SHORT PROBLEM: Take each line that has the word "fille" and return it.

━━━━

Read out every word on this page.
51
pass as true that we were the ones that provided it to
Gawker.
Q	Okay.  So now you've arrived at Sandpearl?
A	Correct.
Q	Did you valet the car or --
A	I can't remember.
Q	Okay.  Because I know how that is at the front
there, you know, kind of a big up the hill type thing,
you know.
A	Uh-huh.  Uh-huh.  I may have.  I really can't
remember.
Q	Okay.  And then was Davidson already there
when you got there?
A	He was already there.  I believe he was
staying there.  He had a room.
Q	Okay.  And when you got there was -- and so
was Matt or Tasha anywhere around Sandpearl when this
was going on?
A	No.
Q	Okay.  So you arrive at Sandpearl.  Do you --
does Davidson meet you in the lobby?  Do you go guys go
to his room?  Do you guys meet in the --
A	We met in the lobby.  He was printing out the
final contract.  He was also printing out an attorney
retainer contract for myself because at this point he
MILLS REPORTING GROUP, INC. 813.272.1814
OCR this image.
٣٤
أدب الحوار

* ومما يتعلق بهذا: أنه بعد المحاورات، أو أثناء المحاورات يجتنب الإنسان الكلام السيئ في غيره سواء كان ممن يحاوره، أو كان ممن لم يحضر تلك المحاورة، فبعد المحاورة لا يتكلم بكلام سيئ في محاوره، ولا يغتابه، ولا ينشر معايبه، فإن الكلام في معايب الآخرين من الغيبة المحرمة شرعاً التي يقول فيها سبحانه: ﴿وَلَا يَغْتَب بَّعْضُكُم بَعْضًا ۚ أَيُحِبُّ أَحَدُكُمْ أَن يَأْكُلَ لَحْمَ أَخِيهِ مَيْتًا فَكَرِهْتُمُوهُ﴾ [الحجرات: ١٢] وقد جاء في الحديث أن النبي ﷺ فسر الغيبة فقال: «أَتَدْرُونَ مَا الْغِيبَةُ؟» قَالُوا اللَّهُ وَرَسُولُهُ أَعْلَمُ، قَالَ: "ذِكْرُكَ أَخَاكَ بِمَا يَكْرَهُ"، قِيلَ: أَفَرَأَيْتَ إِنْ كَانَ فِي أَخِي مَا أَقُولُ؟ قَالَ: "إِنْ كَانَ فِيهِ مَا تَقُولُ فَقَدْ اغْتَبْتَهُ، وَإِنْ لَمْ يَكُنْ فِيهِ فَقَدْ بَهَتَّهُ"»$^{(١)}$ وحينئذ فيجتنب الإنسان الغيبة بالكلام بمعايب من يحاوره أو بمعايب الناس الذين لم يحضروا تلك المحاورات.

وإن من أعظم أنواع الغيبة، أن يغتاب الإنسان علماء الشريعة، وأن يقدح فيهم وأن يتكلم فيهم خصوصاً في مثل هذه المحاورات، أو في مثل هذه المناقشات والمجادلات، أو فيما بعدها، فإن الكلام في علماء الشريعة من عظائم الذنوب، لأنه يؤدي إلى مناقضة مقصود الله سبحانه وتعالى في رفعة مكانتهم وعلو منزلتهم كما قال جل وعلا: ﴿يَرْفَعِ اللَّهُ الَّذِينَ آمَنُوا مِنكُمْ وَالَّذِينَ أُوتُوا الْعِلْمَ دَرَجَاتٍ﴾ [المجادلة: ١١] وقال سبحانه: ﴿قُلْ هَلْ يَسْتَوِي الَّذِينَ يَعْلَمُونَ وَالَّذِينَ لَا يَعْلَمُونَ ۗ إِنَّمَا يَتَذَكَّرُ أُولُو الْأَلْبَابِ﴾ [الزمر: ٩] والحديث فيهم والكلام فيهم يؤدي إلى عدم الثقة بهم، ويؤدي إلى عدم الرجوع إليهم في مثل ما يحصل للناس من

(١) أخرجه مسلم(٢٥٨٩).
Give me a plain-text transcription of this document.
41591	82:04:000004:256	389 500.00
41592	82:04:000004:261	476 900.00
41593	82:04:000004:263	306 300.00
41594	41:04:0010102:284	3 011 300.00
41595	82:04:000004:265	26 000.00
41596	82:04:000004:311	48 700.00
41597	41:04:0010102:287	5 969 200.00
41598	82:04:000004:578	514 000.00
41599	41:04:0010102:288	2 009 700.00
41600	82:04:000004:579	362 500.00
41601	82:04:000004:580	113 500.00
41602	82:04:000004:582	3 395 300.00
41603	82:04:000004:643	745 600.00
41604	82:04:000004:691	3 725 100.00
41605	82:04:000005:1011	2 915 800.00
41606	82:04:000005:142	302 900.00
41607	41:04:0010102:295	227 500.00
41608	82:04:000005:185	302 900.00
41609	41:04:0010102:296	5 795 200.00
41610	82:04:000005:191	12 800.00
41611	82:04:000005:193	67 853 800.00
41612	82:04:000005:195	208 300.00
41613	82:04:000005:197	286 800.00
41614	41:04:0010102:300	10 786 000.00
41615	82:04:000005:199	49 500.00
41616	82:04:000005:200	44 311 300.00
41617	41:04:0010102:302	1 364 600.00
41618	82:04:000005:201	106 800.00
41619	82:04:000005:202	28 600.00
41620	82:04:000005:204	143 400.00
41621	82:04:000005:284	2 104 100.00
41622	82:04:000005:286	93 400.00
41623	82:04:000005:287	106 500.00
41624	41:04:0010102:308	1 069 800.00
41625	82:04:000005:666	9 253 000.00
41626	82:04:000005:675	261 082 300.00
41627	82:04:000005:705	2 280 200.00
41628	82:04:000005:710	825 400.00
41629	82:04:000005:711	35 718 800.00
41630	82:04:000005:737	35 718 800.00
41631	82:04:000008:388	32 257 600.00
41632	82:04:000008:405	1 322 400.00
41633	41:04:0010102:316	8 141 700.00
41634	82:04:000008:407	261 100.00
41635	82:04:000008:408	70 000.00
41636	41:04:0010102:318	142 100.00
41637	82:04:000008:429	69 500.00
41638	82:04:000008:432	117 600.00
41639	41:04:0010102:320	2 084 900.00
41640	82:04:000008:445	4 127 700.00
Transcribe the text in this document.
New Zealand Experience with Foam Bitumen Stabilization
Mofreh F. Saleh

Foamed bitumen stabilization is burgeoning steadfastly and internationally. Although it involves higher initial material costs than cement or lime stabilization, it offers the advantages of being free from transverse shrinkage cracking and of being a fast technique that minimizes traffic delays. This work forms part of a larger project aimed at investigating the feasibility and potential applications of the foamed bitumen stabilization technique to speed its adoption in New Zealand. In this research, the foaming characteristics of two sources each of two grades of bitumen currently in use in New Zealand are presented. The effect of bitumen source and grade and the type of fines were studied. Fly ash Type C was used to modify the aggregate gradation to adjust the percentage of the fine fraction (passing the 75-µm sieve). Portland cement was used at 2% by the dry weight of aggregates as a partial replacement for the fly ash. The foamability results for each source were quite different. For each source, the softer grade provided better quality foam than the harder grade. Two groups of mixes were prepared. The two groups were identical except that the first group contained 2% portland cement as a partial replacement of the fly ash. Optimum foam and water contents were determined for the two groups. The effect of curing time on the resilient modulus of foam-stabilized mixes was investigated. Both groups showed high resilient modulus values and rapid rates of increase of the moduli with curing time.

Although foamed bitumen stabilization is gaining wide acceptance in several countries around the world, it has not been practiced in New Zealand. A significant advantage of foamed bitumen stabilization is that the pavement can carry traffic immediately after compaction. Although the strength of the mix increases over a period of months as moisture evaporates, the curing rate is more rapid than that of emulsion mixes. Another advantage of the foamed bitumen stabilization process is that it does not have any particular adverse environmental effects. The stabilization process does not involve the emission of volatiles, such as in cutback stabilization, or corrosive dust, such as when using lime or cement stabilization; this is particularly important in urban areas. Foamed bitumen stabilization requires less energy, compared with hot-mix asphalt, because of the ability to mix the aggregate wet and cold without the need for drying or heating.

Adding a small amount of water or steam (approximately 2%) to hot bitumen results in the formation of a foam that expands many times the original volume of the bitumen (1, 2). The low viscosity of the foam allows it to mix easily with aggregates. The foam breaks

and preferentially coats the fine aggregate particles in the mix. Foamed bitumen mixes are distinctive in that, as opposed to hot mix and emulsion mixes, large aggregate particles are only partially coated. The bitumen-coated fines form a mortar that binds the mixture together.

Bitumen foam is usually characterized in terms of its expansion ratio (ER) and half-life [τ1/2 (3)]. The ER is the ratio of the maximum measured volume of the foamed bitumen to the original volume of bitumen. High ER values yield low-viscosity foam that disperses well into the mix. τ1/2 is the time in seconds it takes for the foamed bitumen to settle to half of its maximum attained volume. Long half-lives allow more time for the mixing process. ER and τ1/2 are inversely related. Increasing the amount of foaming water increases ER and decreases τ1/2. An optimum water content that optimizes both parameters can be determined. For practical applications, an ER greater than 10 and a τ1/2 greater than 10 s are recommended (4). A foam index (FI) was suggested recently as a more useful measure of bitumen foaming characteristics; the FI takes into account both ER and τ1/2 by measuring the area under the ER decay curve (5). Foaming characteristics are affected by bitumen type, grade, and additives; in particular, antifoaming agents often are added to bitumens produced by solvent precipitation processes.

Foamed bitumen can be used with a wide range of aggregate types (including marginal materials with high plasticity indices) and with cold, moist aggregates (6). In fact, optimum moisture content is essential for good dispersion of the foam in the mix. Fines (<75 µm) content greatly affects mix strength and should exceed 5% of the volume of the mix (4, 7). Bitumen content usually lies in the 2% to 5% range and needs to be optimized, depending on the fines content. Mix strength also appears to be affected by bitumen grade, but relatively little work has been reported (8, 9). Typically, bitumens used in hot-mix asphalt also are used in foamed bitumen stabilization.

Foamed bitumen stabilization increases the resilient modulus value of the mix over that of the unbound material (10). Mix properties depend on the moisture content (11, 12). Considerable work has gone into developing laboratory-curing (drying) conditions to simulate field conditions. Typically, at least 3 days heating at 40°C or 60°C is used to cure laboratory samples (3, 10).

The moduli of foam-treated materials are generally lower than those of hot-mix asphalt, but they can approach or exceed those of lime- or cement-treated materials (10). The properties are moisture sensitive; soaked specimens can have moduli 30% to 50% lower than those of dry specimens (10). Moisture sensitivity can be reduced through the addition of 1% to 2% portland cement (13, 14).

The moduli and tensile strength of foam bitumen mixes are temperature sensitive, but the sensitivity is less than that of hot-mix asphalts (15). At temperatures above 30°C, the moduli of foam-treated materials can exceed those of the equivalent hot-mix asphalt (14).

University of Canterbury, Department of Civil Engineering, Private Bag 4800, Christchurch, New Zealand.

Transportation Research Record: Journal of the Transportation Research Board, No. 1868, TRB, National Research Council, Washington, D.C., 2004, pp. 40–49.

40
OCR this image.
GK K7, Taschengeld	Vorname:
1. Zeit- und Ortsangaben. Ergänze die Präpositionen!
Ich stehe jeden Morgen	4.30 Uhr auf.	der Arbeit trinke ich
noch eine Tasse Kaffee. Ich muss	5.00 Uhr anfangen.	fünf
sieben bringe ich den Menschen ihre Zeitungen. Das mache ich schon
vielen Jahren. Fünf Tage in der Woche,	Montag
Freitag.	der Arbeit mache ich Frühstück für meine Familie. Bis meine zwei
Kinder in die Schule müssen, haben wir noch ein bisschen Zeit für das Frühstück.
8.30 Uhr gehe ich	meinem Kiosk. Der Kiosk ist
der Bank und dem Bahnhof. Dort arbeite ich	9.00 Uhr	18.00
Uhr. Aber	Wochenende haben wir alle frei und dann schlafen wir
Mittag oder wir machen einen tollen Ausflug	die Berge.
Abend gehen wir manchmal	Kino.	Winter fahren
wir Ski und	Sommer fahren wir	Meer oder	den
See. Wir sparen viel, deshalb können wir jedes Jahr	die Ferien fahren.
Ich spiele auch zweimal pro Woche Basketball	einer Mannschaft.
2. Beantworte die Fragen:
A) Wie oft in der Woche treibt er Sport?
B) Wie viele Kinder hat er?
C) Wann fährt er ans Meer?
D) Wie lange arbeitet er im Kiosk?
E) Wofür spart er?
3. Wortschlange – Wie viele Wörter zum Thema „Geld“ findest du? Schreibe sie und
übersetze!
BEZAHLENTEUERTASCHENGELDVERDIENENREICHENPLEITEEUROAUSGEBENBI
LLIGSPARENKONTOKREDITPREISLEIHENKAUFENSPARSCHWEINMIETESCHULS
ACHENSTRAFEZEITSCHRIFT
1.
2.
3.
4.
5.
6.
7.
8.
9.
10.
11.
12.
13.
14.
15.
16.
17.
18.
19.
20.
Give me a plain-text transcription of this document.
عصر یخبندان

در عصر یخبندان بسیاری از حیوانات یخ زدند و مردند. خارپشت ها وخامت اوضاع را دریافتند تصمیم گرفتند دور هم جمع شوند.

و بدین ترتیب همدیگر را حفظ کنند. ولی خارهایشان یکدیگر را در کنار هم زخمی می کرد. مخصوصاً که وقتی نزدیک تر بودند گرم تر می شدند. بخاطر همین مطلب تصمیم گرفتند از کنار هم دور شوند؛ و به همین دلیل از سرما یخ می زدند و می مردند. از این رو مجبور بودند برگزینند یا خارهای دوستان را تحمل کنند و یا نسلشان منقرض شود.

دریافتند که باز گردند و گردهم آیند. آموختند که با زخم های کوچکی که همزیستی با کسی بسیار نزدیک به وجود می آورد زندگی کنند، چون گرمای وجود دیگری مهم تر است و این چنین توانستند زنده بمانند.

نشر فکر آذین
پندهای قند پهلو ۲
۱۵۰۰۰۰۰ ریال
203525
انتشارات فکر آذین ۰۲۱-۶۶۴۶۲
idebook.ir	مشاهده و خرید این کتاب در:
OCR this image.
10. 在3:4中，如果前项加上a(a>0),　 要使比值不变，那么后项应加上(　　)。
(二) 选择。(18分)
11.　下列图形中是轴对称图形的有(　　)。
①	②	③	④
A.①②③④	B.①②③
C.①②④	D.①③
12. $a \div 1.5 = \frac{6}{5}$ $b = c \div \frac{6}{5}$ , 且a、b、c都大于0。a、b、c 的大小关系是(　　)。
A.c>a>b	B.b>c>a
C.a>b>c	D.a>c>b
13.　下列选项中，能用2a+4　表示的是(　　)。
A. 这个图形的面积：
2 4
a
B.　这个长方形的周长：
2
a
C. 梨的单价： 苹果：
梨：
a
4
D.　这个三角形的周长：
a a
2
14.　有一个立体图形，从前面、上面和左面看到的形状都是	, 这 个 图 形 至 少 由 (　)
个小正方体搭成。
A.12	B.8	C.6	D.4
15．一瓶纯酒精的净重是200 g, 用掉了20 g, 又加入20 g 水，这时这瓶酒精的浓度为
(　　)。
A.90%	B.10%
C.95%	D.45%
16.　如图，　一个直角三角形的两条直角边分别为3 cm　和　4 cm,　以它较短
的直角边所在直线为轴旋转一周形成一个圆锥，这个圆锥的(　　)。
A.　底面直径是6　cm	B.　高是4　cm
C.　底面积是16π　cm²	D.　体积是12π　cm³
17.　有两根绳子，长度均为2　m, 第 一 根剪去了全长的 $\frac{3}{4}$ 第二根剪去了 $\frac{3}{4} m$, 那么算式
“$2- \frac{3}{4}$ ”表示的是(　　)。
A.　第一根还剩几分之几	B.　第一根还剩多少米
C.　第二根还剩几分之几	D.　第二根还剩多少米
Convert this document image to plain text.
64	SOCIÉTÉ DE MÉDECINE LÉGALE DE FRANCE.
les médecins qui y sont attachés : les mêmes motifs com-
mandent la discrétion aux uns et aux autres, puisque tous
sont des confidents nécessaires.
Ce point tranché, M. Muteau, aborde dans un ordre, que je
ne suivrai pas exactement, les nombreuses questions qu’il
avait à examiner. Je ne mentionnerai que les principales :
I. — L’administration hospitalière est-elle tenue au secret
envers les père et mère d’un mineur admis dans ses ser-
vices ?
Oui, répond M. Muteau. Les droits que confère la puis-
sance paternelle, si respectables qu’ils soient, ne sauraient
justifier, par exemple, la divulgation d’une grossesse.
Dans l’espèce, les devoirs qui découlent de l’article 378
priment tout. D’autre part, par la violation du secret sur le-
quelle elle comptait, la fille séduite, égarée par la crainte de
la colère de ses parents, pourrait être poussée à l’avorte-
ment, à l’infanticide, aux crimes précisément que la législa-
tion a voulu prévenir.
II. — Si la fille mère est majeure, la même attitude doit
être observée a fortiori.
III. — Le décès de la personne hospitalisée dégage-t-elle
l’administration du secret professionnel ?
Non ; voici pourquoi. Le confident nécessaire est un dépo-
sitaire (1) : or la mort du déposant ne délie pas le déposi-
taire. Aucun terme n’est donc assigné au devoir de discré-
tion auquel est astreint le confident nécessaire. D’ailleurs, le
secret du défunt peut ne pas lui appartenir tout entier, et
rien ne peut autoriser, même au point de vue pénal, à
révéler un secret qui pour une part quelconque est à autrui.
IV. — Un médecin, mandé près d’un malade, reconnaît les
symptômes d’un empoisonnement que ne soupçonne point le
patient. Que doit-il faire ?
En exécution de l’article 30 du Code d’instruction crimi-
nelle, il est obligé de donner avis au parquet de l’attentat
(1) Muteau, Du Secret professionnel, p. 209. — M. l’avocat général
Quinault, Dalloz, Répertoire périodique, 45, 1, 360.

━━━━

SOLUTION FOR THIS EXERCISE:
quelle elle comptait, la fille séduite, égarée par la crainte de
II. — Si la fille mère est majeure, la même attitude doit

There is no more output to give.